▶ [Exercise]
Reproduce the records below with every "bar-value-label" swapped for "value-label", leaving everything else unchanged.

::::

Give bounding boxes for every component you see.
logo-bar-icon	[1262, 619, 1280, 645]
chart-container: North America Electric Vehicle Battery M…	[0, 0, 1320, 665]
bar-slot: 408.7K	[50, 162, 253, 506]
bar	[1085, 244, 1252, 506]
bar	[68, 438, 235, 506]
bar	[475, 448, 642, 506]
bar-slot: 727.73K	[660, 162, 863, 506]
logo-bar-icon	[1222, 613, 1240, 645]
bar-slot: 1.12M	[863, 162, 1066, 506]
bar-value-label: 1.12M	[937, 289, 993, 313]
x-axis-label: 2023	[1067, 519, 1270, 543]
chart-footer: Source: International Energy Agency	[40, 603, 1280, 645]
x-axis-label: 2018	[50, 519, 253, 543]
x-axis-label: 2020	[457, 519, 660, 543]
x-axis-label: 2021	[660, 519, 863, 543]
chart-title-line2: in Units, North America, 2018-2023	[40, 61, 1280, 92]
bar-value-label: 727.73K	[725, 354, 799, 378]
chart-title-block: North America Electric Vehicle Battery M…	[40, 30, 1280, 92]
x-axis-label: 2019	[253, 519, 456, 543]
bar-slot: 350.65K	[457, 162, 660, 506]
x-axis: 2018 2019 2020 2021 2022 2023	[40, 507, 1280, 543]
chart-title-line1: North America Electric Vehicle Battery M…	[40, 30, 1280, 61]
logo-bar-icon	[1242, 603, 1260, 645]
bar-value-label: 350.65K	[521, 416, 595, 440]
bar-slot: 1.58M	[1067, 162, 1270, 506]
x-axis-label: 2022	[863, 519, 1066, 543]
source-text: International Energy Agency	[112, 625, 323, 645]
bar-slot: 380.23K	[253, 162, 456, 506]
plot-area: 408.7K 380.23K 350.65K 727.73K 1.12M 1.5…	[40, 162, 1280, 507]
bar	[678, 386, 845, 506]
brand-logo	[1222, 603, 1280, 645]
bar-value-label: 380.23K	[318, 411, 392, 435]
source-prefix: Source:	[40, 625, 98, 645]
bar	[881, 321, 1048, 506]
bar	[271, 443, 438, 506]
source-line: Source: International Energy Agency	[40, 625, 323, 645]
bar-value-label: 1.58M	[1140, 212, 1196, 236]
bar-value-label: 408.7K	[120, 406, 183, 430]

::::

▶ [The answer]
Give bounding boxes for every component you see.
logo-bar-icon	[1262, 619, 1280, 645]
chart-container: North America Electric Vehicle Battery M…	[0, 0, 1320, 665]
bar-slot: 408.7K	[50, 162, 253, 506]
bar	[1085, 244, 1252, 506]
bar	[68, 438, 235, 506]
bar	[475, 448, 642, 506]
bar-slot: 727.73K	[660, 162, 863, 506]
logo-bar-icon	[1222, 613, 1240, 645]
bar-slot: 1.12M	[863, 162, 1066, 506]
value-label: 1.12M	[937, 289, 993, 313]
x-axis-label: 2023	[1067, 519, 1270, 543]
chart-footer: Source: International Energy Agency	[40, 603, 1280, 645]
x-axis-label: 2018	[50, 519, 253, 543]
x-axis-label: 2020	[457, 519, 660, 543]
x-axis-label: 2021	[660, 519, 863, 543]
chart-title-line2: in Units, North America, 2018-2023	[40, 61, 1280, 92]
value-label: 727.73K	[725, 354, 799, 378]
chart-title-block: North America Electric Vehicle Battery M…	[40, 30, 1280, 92]
x-axis-label: 2019	[253, 519, 456, 543]
bar-slot: 350.65K	[457, 162, 660, 506]
x-axis: 2018 2019 2020 2021 2022 2023	[40, 507, 1280, 543]
chart-title-line1: North America Electric Vehicle Battery M…	[40, 30, 1280, 61]
logo-bar-icon	[1242, 603, 1260, 645]
value-label: 350.65K	[521, 416, 595, 440]
bar-slot: 1.58M	[1067, 162, 1270, 506]
x-axis-label: 2022	[863, 519, 1066, 543]
source-text: International Energy Agency	[112, 625, 323, 645]
bar-slot: 380.23K	[253, 162, 456, 506]
plot-area: 408.7K 380.23K 350.65K 727.73K 1.12M 1.5…	[40, 162, 1280, 507]
bar	[678, 386, 845, 506]
brand-logo	[1222, 603, 1280, 645]
value-label: 380.23K	[318, 411, 392, 435]
source-prefix: Source:	[40, 625, 98, 645]
bar	[881, 321, 1048, 506]
bar	[271, 443, 438, 506]
source-line: Source: International Energy Agency	[40, 625, 323, 645]
value-label: 1.58M	[1140, 212, 1196, 236]
value-label: 408.7K	[120, 406, 183, 430]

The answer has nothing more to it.